From the listing below, return each line that includes "value".

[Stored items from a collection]
— START —

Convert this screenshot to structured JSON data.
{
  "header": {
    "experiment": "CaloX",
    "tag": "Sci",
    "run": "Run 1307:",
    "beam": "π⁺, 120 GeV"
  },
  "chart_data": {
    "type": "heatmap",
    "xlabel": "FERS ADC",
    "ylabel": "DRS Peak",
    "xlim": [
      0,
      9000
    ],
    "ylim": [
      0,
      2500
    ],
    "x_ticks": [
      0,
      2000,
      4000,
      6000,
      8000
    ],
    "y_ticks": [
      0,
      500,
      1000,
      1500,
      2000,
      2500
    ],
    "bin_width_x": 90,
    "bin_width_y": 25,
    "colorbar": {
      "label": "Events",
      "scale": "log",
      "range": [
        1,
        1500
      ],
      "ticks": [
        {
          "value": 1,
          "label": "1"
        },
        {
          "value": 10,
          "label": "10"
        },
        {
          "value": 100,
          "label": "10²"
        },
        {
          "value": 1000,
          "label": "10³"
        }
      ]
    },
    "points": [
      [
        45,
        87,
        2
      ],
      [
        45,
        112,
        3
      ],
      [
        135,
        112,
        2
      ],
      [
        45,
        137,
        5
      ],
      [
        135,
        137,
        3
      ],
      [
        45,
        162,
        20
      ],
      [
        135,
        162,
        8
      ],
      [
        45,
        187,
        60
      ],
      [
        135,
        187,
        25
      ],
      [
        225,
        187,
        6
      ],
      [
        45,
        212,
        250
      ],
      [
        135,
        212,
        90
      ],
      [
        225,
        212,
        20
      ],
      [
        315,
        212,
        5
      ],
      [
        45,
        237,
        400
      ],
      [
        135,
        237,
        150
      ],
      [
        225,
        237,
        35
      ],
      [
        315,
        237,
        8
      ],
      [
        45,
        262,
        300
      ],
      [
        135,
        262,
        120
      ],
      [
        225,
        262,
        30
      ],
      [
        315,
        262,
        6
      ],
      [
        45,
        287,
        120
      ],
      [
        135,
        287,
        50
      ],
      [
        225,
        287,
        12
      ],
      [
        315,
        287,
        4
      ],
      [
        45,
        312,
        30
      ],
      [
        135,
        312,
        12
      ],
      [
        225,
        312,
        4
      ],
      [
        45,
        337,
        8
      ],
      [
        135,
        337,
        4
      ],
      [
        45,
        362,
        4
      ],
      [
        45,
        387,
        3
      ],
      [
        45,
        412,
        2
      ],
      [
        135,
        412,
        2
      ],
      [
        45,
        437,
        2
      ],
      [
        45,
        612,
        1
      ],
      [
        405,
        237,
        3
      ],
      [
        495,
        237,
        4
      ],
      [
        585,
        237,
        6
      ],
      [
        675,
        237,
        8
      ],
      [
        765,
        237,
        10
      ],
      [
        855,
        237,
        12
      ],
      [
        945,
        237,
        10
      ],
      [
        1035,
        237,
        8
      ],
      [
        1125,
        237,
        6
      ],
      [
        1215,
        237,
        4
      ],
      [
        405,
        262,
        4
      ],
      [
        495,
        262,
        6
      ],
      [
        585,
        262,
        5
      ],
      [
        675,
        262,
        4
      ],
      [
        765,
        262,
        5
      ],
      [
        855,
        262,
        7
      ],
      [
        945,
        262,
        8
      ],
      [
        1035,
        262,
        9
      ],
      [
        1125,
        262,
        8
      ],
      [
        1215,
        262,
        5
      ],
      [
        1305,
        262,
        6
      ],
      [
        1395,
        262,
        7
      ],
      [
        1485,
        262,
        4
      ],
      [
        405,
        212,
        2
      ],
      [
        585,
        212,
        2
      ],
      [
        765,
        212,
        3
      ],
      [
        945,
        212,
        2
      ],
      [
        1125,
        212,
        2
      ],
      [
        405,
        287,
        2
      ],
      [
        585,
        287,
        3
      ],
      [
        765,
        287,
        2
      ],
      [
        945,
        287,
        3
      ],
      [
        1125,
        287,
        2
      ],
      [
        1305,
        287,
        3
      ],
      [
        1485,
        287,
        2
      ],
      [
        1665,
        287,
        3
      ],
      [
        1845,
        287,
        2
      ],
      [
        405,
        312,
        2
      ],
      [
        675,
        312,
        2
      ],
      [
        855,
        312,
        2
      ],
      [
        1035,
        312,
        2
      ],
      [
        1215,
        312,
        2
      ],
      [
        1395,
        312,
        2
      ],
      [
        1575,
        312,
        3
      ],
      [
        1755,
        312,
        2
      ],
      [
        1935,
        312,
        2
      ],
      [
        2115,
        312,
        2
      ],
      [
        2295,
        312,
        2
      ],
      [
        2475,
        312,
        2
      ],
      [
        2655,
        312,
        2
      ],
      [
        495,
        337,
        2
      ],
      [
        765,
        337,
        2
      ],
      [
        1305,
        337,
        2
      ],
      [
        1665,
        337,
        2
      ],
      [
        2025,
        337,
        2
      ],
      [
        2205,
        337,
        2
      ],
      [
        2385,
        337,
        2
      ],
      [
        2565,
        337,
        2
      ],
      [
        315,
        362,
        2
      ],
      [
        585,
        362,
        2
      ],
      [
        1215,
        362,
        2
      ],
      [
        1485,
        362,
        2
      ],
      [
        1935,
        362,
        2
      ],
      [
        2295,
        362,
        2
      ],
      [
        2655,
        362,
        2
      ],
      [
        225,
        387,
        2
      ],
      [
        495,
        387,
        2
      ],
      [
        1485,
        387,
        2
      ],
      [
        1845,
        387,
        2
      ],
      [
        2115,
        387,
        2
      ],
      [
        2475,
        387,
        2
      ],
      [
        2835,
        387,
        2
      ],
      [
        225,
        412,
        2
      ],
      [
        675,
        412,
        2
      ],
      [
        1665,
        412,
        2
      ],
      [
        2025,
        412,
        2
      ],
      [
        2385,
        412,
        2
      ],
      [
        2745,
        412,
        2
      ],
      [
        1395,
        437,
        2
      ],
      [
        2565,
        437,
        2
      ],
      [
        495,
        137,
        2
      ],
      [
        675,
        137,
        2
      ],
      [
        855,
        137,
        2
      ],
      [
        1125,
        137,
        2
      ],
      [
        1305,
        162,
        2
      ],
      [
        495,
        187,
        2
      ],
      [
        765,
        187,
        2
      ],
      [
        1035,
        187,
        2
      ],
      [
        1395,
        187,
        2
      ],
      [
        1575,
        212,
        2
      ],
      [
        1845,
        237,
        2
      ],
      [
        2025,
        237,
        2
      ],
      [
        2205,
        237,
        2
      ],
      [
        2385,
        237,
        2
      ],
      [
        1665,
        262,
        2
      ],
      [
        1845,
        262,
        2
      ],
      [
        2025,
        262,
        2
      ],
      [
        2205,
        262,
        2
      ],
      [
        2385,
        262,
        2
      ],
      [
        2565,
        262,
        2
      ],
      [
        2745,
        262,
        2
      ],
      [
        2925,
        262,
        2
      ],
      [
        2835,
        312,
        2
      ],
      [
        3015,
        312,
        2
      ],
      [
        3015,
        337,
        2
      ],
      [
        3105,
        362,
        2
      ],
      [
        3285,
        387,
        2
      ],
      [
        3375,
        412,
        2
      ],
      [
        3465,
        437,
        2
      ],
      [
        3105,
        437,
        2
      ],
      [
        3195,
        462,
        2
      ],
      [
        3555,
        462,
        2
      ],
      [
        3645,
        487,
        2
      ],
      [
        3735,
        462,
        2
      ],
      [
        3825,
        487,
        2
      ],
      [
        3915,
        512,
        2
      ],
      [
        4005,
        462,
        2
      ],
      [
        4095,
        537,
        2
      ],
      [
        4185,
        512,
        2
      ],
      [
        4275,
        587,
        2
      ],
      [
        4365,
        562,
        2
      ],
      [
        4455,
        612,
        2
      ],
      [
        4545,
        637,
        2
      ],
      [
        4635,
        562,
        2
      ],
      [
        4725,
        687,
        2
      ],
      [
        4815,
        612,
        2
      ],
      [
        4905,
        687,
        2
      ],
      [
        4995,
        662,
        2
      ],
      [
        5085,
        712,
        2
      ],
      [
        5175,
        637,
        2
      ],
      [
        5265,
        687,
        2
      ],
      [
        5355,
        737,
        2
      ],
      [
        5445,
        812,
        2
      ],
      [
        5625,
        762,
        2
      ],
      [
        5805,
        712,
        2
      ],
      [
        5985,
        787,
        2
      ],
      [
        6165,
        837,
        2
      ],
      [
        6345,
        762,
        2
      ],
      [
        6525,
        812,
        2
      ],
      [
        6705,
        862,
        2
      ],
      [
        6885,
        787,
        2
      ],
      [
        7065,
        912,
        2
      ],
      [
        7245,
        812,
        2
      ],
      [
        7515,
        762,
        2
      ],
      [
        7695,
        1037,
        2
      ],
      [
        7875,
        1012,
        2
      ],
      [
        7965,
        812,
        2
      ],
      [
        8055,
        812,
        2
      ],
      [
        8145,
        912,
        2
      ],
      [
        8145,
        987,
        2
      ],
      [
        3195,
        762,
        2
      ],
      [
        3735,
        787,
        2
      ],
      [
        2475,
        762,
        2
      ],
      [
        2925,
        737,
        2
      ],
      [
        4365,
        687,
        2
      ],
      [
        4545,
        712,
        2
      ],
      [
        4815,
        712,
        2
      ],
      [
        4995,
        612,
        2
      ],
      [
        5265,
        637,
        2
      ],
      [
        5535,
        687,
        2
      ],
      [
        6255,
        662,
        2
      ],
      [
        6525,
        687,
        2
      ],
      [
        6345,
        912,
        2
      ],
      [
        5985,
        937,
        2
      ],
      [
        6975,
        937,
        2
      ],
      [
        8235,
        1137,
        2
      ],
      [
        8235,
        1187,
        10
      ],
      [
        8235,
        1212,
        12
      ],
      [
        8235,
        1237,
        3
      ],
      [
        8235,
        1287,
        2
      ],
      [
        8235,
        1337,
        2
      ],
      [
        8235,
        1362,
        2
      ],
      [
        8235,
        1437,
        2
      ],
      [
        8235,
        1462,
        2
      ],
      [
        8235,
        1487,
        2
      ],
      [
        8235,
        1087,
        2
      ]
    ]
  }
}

— END —

Task output:
          "value": 1,
          "value": 10,
          "value": 100,
          "value": 1000,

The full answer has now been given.